Every line that holds the string "JSON" is to be identified and copied.

· · · · ·

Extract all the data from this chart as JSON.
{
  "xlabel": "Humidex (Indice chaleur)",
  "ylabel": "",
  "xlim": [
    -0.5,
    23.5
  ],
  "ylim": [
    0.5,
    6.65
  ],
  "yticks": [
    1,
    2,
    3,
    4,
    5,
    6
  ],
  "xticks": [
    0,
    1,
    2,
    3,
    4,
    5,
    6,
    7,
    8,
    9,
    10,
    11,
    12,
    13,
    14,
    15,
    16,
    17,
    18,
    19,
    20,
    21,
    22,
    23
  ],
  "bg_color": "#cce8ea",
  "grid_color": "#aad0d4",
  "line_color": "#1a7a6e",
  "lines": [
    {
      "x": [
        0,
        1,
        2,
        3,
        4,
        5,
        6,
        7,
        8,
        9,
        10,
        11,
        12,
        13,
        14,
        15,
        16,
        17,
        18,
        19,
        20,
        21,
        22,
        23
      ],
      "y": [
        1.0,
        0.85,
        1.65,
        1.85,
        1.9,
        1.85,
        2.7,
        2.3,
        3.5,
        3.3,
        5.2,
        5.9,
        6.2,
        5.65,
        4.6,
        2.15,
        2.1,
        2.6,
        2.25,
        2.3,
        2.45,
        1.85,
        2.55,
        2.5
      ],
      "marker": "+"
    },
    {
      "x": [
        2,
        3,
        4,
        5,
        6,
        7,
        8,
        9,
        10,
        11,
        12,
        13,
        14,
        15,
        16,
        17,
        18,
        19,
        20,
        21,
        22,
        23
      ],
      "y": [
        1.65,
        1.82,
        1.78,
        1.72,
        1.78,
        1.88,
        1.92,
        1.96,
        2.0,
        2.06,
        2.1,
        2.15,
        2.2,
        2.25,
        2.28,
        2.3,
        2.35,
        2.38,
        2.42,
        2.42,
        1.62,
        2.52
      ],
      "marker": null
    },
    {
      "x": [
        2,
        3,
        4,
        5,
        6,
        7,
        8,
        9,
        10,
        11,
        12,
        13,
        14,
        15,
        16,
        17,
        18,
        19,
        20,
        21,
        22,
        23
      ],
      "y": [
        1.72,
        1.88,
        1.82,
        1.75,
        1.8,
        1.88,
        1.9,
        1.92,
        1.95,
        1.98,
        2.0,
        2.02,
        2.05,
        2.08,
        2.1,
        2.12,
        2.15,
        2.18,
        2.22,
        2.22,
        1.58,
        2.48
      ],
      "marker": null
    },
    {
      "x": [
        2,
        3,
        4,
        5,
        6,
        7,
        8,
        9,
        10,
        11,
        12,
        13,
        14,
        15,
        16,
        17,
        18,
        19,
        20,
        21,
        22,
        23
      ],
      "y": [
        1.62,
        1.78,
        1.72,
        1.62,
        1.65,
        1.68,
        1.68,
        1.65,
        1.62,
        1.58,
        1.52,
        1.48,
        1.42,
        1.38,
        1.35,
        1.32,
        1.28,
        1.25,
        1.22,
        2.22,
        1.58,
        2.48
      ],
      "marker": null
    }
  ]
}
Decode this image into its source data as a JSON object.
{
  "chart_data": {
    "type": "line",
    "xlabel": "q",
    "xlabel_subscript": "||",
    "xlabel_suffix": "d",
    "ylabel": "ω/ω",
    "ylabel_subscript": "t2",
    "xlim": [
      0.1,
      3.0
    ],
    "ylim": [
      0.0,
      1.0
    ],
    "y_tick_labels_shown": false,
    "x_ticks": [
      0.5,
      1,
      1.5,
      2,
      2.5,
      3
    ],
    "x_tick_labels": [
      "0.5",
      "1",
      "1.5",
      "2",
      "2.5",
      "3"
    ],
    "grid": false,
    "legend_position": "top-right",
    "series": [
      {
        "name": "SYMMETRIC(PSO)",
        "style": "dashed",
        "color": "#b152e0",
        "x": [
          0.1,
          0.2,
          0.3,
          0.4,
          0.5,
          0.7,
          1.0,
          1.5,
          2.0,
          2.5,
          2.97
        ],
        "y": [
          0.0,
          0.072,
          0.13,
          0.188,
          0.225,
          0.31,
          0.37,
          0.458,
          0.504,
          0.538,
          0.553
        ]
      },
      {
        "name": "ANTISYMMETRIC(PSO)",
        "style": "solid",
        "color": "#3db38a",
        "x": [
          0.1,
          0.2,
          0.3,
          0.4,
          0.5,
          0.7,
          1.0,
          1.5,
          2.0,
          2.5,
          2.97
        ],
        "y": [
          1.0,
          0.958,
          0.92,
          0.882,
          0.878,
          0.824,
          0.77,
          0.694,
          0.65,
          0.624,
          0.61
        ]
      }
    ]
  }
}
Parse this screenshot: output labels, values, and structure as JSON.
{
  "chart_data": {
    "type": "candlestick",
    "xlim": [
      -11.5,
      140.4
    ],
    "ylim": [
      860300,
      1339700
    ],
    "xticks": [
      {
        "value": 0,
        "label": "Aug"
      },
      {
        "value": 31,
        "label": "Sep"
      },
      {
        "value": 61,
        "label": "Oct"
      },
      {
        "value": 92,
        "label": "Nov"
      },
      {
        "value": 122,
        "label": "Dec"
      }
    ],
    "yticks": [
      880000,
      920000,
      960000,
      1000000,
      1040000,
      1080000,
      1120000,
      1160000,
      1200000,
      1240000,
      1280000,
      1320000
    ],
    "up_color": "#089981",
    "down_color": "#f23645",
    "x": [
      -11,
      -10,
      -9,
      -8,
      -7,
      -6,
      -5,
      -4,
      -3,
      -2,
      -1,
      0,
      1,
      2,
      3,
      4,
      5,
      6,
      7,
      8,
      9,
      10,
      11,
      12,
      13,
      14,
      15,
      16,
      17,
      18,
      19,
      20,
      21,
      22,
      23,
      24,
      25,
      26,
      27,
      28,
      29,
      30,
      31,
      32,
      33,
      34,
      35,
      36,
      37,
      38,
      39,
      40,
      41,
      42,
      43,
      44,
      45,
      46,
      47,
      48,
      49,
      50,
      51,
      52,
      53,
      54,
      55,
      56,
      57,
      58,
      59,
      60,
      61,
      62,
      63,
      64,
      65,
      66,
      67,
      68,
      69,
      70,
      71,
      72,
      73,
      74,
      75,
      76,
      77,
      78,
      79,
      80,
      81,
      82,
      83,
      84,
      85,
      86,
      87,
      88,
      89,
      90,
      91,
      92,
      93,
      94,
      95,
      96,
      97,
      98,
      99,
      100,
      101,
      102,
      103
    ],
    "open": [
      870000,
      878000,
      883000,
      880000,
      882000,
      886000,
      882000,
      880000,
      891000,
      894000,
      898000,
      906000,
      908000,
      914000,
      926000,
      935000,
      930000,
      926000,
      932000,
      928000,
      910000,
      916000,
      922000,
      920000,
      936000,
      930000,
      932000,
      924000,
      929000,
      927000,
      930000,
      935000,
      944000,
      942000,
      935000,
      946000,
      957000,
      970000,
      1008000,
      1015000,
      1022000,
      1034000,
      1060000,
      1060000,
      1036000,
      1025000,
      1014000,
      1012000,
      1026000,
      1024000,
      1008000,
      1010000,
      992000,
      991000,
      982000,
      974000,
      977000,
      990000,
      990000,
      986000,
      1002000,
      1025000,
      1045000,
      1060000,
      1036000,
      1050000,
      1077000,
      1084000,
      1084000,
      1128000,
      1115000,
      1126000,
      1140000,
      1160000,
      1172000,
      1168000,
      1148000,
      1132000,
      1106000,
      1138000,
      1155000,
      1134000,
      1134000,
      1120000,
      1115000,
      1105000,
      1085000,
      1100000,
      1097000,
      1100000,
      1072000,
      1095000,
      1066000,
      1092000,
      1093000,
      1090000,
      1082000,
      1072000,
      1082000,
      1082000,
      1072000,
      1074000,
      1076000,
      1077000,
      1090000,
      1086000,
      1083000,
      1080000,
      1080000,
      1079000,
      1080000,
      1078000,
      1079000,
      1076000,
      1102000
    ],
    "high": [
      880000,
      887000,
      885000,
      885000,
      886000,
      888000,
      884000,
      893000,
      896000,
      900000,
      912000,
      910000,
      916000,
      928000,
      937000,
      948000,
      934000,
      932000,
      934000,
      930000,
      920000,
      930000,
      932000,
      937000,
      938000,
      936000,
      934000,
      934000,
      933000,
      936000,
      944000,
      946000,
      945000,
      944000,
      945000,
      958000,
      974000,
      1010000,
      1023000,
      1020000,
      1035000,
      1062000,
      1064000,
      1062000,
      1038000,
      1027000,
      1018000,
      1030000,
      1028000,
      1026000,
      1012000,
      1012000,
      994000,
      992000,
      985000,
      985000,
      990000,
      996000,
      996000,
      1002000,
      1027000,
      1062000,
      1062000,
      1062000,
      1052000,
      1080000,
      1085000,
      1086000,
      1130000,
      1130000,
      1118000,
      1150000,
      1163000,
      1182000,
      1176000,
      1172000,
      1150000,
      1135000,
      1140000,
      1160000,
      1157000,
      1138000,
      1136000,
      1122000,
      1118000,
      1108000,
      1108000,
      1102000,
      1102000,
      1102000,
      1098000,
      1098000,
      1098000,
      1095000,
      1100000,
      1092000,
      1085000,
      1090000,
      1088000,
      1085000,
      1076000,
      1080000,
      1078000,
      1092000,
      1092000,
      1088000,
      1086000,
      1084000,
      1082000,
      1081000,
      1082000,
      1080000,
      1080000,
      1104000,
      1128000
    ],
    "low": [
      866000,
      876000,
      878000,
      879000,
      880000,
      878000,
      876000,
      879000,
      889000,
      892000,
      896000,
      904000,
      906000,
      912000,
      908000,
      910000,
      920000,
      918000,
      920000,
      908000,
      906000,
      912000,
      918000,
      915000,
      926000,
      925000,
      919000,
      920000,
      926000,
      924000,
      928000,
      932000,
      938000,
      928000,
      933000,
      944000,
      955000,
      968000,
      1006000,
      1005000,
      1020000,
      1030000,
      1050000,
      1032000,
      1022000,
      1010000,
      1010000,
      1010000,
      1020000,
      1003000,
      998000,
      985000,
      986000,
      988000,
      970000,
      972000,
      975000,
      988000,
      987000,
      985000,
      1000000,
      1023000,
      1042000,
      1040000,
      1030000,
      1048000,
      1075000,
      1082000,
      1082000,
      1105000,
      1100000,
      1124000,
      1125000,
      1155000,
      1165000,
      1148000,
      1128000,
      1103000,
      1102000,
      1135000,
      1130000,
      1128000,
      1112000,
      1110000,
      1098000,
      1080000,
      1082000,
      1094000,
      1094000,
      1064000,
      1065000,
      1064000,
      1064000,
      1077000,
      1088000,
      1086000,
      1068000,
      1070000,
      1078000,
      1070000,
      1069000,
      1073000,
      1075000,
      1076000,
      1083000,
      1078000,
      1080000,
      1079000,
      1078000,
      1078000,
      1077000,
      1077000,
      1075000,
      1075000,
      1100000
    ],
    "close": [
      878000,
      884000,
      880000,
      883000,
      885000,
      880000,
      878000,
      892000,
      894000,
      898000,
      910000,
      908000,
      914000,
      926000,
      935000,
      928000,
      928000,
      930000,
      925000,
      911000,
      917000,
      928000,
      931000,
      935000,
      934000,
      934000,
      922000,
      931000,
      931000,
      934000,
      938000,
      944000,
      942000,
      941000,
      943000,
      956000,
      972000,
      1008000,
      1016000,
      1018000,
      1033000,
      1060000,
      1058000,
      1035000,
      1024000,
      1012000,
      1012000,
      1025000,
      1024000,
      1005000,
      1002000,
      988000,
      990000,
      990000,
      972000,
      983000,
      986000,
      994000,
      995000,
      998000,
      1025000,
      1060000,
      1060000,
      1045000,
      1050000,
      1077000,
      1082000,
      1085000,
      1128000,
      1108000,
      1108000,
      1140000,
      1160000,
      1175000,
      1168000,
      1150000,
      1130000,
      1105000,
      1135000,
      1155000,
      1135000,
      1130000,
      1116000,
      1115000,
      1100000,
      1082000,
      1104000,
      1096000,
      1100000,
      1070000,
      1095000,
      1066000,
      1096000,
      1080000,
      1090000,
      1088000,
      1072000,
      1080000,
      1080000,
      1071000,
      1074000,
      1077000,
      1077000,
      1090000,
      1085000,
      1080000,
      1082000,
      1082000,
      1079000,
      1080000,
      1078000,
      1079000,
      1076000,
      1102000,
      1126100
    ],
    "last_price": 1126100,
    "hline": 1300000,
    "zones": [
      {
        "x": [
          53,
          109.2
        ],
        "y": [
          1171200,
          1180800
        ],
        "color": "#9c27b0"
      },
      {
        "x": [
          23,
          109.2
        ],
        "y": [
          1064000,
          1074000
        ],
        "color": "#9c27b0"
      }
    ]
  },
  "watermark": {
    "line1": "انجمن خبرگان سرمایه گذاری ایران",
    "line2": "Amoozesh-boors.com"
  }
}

· · · · ·

### [EXERCISE RESPONSE]
Extract all the data from this chart as JSON.
Decode this image into its source data as a JSON object.
Parse this screenshot: output labels, values, and structure as JSON.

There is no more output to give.